# [WORK REQUIRED]
Each entry below must be repeated word for word.
++++++++++
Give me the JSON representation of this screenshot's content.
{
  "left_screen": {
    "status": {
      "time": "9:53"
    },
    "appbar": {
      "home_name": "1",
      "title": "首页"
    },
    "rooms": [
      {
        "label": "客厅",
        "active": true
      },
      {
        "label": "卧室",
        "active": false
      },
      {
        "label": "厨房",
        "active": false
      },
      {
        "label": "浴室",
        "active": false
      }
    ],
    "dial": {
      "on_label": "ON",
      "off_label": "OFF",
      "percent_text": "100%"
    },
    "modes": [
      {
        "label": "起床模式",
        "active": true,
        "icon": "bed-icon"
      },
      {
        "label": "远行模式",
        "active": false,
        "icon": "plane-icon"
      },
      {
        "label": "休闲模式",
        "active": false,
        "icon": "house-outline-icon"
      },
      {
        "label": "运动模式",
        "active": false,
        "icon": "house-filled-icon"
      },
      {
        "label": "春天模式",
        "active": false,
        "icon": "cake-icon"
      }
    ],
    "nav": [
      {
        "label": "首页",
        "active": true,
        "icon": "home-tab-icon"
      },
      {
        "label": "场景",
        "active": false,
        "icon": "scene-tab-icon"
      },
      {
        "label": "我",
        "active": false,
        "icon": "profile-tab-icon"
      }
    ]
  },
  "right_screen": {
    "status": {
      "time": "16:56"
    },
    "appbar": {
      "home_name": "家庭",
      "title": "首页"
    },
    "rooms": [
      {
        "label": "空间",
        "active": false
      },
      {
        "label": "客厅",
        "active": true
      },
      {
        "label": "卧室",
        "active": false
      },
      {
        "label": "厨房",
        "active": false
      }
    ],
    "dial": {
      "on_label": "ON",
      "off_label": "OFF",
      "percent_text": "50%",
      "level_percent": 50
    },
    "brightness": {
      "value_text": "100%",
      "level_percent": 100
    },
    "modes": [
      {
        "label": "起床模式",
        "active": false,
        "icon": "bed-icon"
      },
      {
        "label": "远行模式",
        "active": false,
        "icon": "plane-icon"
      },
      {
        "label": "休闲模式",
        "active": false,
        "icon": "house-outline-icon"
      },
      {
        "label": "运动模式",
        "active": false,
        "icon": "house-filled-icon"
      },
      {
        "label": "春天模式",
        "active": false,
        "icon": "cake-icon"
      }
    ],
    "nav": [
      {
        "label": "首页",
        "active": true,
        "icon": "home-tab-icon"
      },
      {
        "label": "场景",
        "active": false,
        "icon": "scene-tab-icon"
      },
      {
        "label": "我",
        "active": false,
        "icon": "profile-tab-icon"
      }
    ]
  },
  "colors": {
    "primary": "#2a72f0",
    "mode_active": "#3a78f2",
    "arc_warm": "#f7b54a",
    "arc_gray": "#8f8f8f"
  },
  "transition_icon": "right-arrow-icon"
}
++++++++++
# [WRITTEN SOLUTION]
Give me the JSON representation of this screenshot's content.
{
  "left_screen": {
    "status": {
      "time": "9:53"
    },
    "appbar": {
      "home_name": "1",
      "title": "首页"
    },
    "rooms": [
      {
        "label": "客厅",
        "active": true
      },
      {
        "label": "卧室",
        "active": false
      },
      {
        "label": "厨房",
        "active": false
      },
      {
        "label": "浴室",
        "active": false
      }
    ],
    "dial": {
      "on_label": "ON",
      "off_label": "OFF",
      "percent_text": "100%"
    },
    "modes": [
      {
        "label": "起床模式",
        "active": true,
        "icon": "bed-icon"
      },
      {
        "label": "远行模式",
        "active": false,
        "icon": "plane-icon"
      },
      {
        "label": "休闲模式",
        "active": false,
        "icon": "house-outline-icon"
      },
      {
        "label": "运动模式",
        "active": false,
        "icon": "house-filled-icon"
      },
      {
        "label": "春天模式",
        "active": false,
        "icon": "cake-icon"
      }
    ],
    "nav": [
      {
        "label": "首页",
        "active": true,
        "icon": "home-tab-icon"
      },
      {
        "label": "场景",
        "active": false,
        "icon": "scene-tab-icon"
      },
      {
        "label": "我",
        "active": false,
        "icon": "profile-tab-icon"
      }
    ]
  },
  "right_screen": {
    "status": {
      "time": "16:56"
    },
    "appbar": {
      "home_name": "家庭",
      "title": "首页"
    },
    "rooms": [
      {
        "label": "空间",
        "active": false
      },
      {
        "label": "客厅",
        "active": true
      },
      {
        "label": "卧室",
        "active": false
      },
      {
        "label": "厨房",
        "active": false
      }
    ],
    "dial": {
      "on_label": "ON",
      "off_label": "OFF",
      "percent_text": "50%",
      "level_percent": 50
    },
    "brightness": {
      "value_text": "100%",
      "level_percent": 100
    },
    "modes": [
      {
        "label": "起床模式",
        "active": false,
        "icon": "bed-icon"
      },
      {
        "label": "远行模式",
        "active": false,
        "icon": "plane-icon"
      },
      {
        "label": "休闲模式",
        "active": false,
        "icon": "house-outline-icon"
      },
      {
        "label": "运动模式",
        "active": false,
        "icon": "house-filled-icon"
      },
      {
        "label": "春天模式",
        "active": false,
        "icon": "cake-icon"
      }
    ],
    "nav": [
      {
        "label": "首页",
        "active": true,
        "icon": "home-tab-icon"
      },
      {
        "label": "场景",
        "active": false,
        "icon": "scene-tab-icon"
      },
      {
        "label": "我",
        "active": false,
        "icon": "profile-tab-icon"
      }
    ]
  },
  "colors": {
    "primary": "#2a72f0",
    "mode_active": "#3a78f2",
    "arc_warm": "#f7b54a",
    "arc_gray": "#8f8f8f"
  },
  "transition_icon": "right-arrow-icon"
}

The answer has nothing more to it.